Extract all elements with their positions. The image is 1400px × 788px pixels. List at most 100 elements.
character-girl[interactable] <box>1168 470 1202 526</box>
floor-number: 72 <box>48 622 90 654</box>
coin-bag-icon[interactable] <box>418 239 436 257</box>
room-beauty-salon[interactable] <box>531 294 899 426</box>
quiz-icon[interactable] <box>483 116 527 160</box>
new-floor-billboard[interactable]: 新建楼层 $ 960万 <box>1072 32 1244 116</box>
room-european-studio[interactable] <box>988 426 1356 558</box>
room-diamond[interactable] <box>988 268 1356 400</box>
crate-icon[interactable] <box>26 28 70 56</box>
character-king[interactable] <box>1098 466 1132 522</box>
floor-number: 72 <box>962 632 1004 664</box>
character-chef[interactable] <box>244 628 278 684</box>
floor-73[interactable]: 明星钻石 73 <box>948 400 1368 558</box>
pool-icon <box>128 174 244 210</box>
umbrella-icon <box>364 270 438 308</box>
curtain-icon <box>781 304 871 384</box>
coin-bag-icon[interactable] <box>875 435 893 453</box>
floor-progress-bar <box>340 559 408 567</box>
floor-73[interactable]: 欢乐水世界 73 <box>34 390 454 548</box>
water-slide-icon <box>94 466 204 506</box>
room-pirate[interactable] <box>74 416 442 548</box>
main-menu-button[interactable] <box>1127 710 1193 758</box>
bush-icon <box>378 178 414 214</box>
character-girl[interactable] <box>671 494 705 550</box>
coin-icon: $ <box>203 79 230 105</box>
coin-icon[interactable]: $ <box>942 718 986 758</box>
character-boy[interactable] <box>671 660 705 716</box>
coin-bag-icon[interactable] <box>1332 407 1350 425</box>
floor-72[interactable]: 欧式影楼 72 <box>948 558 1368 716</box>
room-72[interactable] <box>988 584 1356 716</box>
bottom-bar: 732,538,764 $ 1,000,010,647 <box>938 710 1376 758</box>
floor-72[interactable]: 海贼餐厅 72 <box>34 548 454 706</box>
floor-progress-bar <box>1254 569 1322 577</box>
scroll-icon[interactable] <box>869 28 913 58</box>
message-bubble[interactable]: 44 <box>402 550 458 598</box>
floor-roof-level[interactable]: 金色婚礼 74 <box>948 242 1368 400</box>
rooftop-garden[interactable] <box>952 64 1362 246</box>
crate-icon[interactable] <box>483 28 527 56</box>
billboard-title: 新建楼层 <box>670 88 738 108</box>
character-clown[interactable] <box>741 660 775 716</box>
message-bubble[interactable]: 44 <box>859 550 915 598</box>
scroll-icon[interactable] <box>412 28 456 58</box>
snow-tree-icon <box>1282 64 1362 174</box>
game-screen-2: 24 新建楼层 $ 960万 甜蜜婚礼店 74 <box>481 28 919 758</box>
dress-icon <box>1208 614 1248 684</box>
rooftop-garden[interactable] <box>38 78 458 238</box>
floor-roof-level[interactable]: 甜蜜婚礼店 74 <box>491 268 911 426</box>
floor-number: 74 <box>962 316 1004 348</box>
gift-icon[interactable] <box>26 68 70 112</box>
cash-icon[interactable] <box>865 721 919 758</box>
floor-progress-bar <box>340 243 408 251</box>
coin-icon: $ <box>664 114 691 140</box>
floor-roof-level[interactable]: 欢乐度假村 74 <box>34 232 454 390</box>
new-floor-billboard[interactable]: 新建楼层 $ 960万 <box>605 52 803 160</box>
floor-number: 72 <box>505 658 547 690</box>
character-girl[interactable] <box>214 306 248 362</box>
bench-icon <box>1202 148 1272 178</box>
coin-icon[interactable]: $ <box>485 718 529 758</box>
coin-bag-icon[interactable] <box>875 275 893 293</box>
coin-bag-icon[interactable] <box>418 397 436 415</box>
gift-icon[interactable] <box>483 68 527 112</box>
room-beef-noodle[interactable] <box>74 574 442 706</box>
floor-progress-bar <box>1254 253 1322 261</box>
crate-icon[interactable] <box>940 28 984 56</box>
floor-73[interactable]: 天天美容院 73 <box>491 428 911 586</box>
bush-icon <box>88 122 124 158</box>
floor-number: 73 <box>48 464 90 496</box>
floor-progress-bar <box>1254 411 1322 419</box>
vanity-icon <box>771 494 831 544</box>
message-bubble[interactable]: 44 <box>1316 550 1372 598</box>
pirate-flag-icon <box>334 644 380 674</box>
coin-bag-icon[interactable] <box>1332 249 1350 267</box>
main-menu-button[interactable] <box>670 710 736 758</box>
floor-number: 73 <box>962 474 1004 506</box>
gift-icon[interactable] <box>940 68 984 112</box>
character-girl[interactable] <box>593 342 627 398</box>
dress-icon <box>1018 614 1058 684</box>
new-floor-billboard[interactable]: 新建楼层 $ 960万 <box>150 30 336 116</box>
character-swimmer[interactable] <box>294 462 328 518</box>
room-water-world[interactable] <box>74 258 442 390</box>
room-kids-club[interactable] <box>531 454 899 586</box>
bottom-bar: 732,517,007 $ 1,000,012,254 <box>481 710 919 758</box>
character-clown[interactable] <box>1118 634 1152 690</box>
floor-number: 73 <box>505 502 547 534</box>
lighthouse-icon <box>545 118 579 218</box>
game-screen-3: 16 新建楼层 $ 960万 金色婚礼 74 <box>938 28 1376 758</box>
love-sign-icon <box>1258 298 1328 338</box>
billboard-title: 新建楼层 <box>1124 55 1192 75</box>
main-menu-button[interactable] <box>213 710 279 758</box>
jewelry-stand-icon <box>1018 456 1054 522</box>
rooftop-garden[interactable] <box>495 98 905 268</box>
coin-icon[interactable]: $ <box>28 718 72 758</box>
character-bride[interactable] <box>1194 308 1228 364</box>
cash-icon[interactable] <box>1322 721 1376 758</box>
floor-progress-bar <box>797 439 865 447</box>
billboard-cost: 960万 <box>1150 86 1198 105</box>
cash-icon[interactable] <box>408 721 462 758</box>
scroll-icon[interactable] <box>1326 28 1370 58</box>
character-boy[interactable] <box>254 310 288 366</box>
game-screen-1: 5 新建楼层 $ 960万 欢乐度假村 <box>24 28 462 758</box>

Task directions
Copy out all of the entries above again, switching each "crate-icon" to "box-icon" and leaving everything else the same.

Completed task
Extract all elements with their positions. The image is 1400px × 788px pixels. List at most 100 elements.
character-girl[interactable] <box>1168 470 1202 526</box>
floor-number: 72 <box>48 622 90 654</box>
coin-bag-icon[interactable] <box>418 239 436 257</box>
room-beauty-salon[interactable] <box>531 294 899 426</box>
quiz-icon[interactable] <box>483 116 527 160</box>
new-floor-billboard[interactable]: 新建楼层 $ 960万 <box>1072 32 1244 116</box>
room-european-studio[interactable] <box>988 426 1356 558</box>
room-diamond[interactable] <box>988 268 1356 400</box>
box-icon[interactable] <box>26 28 70 56</box>
character-king[interactable] <box>1098 466 1132 522</box>
floor-number: 72 <box>962 632 1004 664</box>
character-chef[interactable] <box>244 628 278 684</box>
floor-73[interactable]: 明星钻石 73 <box>948 400 1368 558</box>
pool-icon <box>128 174 244 210</box>
umbrella-icon <box>364 270 438 308</box>
curtain-icon <box>781 304 871 384</box>
coin-bag-icon[interactable] <box>875 435 893 453</box>
floor-progress-bar <box>340 559 408 567</box>
floor-73[interactable]: 欢乐水世界 73 <box>34 390 454 548</box>
water-slide-icon <box>94 466 204 506</box>
room-pirate[interactable] <box>74 416 442 548</box>
main-menu-button[interactable] <box>1127 710 1193 758</box>
bush-icon <box>378 178 414 214</box>
character-girl[interactable] <box>671 494 705 550</box>
coin-icon: $ <box>203 79 230 105</box>
coin-icon[interactable]: $ <box>942 718 986 758</box>
character-boy[interactable] <box>671 660 705 716</box>
coin-bag-icon[interactable] <box>1332 407 1350 425</box>
floor-72[interactable]: 欧式影楼 72 <box>948 558 1368 716</box>
room-72[interactable] <box>988 584 1356 716</box>
bottom-bar: 732,538,764 $ 1,000,010,647 <box>938 710 1376 758</box>
floor-72[interactable]: 海贼餐厅 72 <box>34 548 454 706</box>
floor-progress-bar <box>1254 569 1322 577</box>
scroll-icon[interactable] <box>869 28 913 58</box>
message-bubble[interactable]: 44 <box>402 550 458 598</box>
floor-roof-level[interactable]: 金色婚礼 74 <box>948 242 1368 400</box>
rooftop-garden[interactable] <box>952 64 1362 246</box>
box-icon[interactable] <box>483 28 527 56</box>
billboard-title: 新建楼层 <box>670 88 738 108</box>
character-clown[interactable] <box>741 660 775 716</box>
message-bubble[interactable]: 44 <box>859 550 915 598</box>
scroll-icon[interactable] <box>412 28 456 58</box>
snow-tree-icon <box>1282 64 1362 174</box>
game-screen-2: 24 新建楼层 $ 960万 甜蜜婚礼店 74 <box>481 28 919 758</box>
dress-icon <box>1208 614 1248 684</box>
rooftop-garden[interactable] <box>38 78 458 238</box>
floor-roof-level[interactable]: 甜蜜婚礼店 74 <box>491 268 911 426</box>
floor-number: 74 <box>962 316 1004 348</box>
gift-icon[interactable] <box>26 68 70 112</box>
cash-icon[interactable] <box>865 721 919 758</box>
floor-progress-bar <box>340 243 408 251</box>
coin-icon: $ <box>664 114 691 140</box>
floor-roof-level[interactable]: 欢乐度假村 74 <box>34 232 454 390</box>
new-floor-billboard[interactable]: 新建楼层 $ 960万 <box>605 52 803 160</box>
floor-number: 72 <box>505 658 547 690</box>
character-girl[interactable] <box>214 306 248 362</box>
bench-icon <box>1202 148 1272 178</box>
coin-icon[interactable]: $ <box>485 718 529 758</box>
coin-bag-icon[interactable] <box>875 275 893 293</box>
coin-bag-icon[interactable] <box>418 397 436 415</box>
gift-icon[interactable] <box>483 68 527 112</box>
room-beef-noodle[interactable] <box>74 574 442 706</box>
floor-progress-bar <box>1254 253 1322 261</box>
box-icon[interactable] <box>940 28 984 56</box>
floor-73[interactable]: 天天美容院 73 <box>491 428 911 586</box>
bush-icon <box>88 122 124 158</box>
floor-number: 73 <box>48 464 90 496</box>
floor-progress-bar <box>1254 411 1322 419</box>
vanity-icon <box>771 494 831 544</box>
message-bubble[interactable]: 44 <box>1316 550 1372 598</box>
pirate-flag-icon <box>334 644 380 674</box>
coin-bag-icon[interactable] <box>1332 249 1350 267</box>
main-menu-button[interactable] <box>670 710 736 758</box>
floor-number: 73 <box>962 474 1004 506</box>
gift-icon[interactable] <box>940 68 984 112</box>
character-girl[interactable] <box>593 342 627 398</box>
dress-icon <box>1018 614 1058 684</box>
new-floor-billboard[interactable]: 新建楼层 $ 960万 <box>150 30 336 116</box>
character-swimmer[interactable] <box>294 462 328 518</box>
room-water-world[interactable] <box>74 258 442 390</box>
room-kids-club[interactable] <box>531 454 899 586</box>
bottom-bar: 732,517,007 $ 1,000,012,254 <box>481 710 919 758</box>
character-clown[interactable] <box>1118 634 1152 690</box>
floor-number: 73 <box>505 502 547 534</box>
lighthouse-icon <box>545 118 579 218</box>
game-screen-3: 16 新建楼层 $ 960万 金色婚礼 74 <box>938 28 1376 758</box>
love-sign-icon <box>1258 298 1328 338</box>
billboard-title: 新建楼层 <box>1124 55 1192 75</box>
main-menu-button[interactable] <box>213 710 279 758</box>
jewelry-stand-icon <box>1018 456 1054 522</box>
rooftop-garden[interactable] <box>495 98 905 268</box>
coin-icon[interactable]: $ <box>28 718 72 758</box>
character-bride[interactable] <box>1194 308 1228 364</box>
cash-icon[interactable] <box>1322 721 1376 758</box>
floor-progress-bar <box>797 439 865 447</box>
billboard-cost: 960万 <box>1150 86 1198 105</box>
cash-icon[interactable] <box>408 721 462 758</box>
scroll-icon[interactable] <box>1326 28 1370 58</box>
character-boy[interactable] <box>254 310 288 366</box>
game-screen-1: 5 新建楼层 $ 960万 欢乐度假村 <box>24 28 462 758</box>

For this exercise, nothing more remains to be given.